(Extracted data entries)
↓↓↓
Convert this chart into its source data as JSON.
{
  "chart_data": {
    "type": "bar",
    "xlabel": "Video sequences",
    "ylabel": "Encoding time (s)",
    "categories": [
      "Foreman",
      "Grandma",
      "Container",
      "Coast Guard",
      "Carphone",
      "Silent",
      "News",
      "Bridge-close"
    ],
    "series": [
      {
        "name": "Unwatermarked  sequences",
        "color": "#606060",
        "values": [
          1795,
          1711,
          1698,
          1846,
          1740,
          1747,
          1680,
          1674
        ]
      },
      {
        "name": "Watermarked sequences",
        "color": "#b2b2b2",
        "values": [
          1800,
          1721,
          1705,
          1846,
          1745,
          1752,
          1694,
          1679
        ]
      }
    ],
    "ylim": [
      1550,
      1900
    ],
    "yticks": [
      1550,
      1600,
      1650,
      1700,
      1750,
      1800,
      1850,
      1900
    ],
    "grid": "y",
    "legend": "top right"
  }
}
↑↑↑
- [EXERCISE AIM]: What is the number of lines that contain "sequences"? Reply with that number alone.

- [WRITTEN RESPONSE]: 3